* REQUIRED TASK
Lines that hold the word "сохранению" should be located and copied.

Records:

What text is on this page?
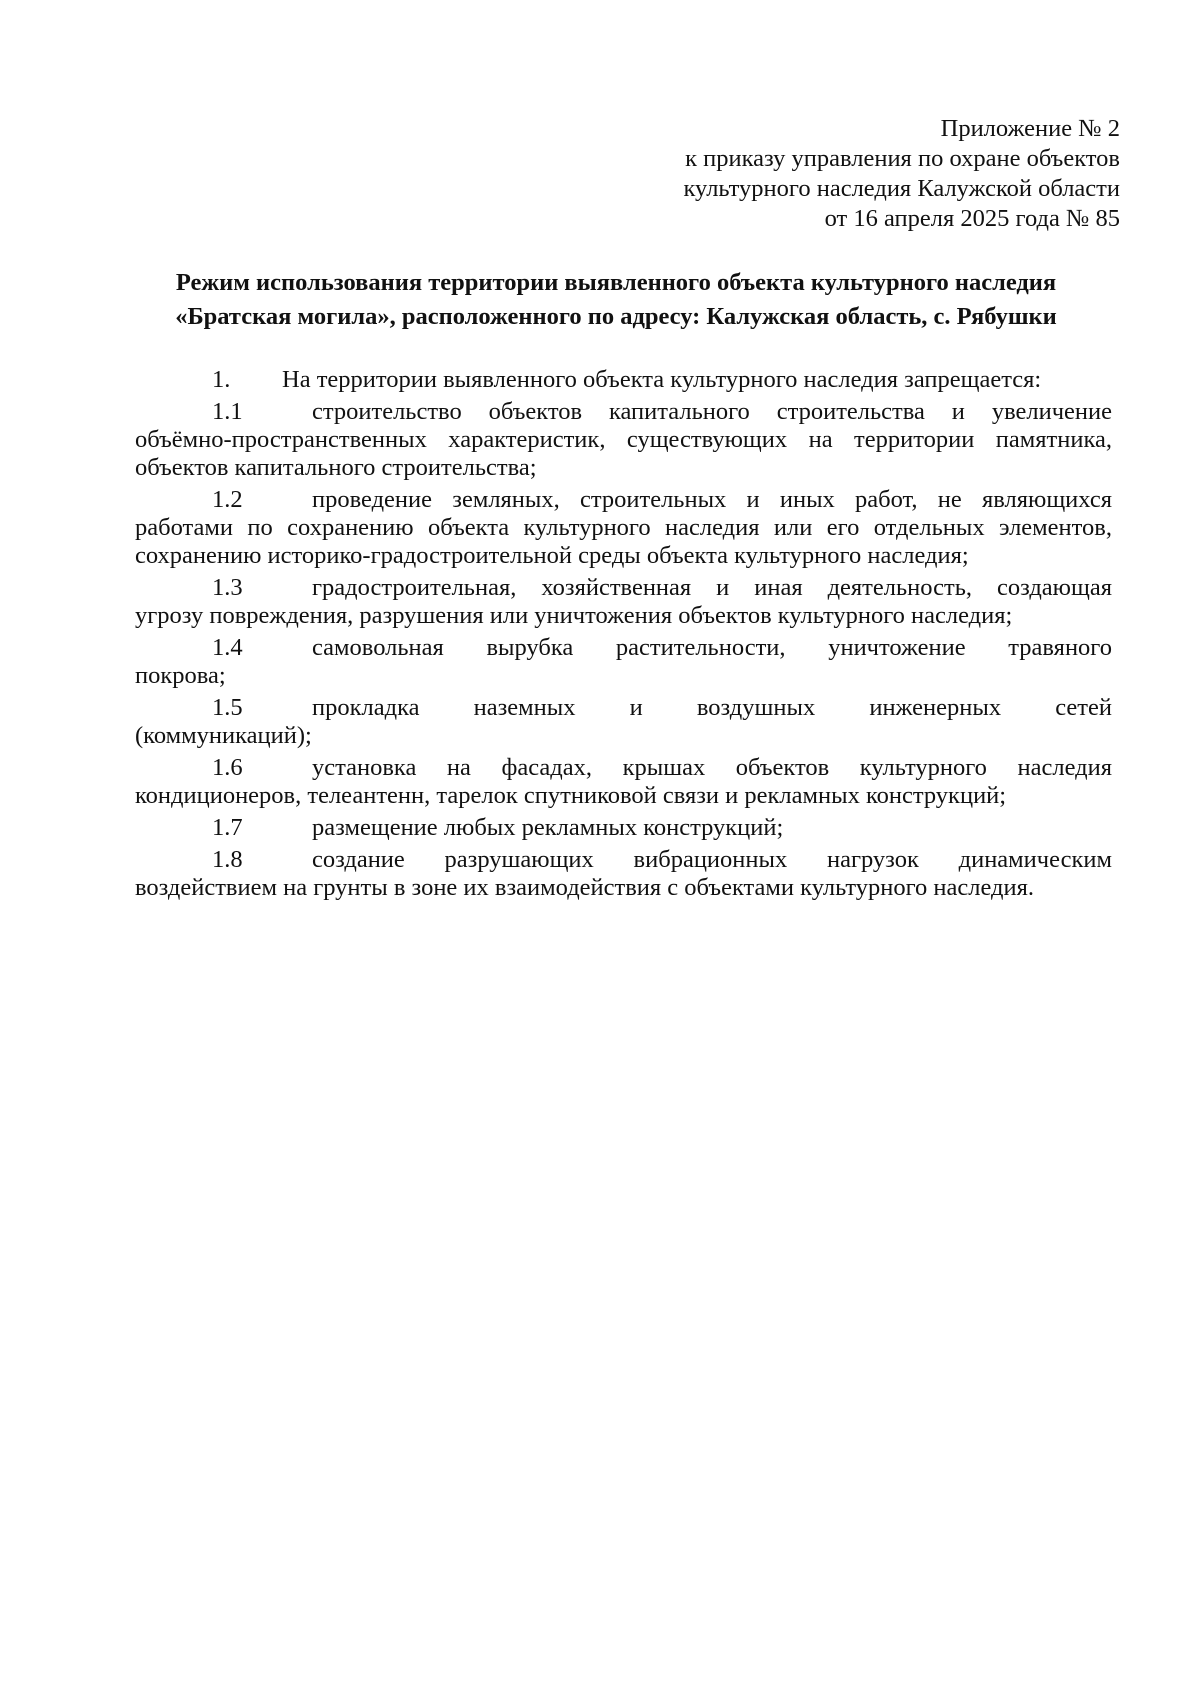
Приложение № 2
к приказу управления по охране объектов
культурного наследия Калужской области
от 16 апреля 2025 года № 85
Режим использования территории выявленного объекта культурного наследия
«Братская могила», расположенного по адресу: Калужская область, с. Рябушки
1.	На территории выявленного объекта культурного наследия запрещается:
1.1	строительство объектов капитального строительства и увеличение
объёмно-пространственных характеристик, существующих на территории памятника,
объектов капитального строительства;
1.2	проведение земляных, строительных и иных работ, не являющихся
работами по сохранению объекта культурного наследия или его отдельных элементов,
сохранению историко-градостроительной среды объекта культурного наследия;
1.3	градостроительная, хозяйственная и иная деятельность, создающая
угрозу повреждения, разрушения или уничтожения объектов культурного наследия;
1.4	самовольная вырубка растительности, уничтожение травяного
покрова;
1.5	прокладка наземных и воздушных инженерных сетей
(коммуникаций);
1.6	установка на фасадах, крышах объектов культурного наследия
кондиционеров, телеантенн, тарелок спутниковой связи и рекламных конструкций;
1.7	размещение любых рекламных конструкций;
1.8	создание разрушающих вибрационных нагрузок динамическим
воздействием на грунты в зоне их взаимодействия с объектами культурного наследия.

* FULL OUTPUT
работами по сохранению объекта культурного наследия или его отдельных элементов,
сохранению историко-градостроительной среды объекта культурного наследия;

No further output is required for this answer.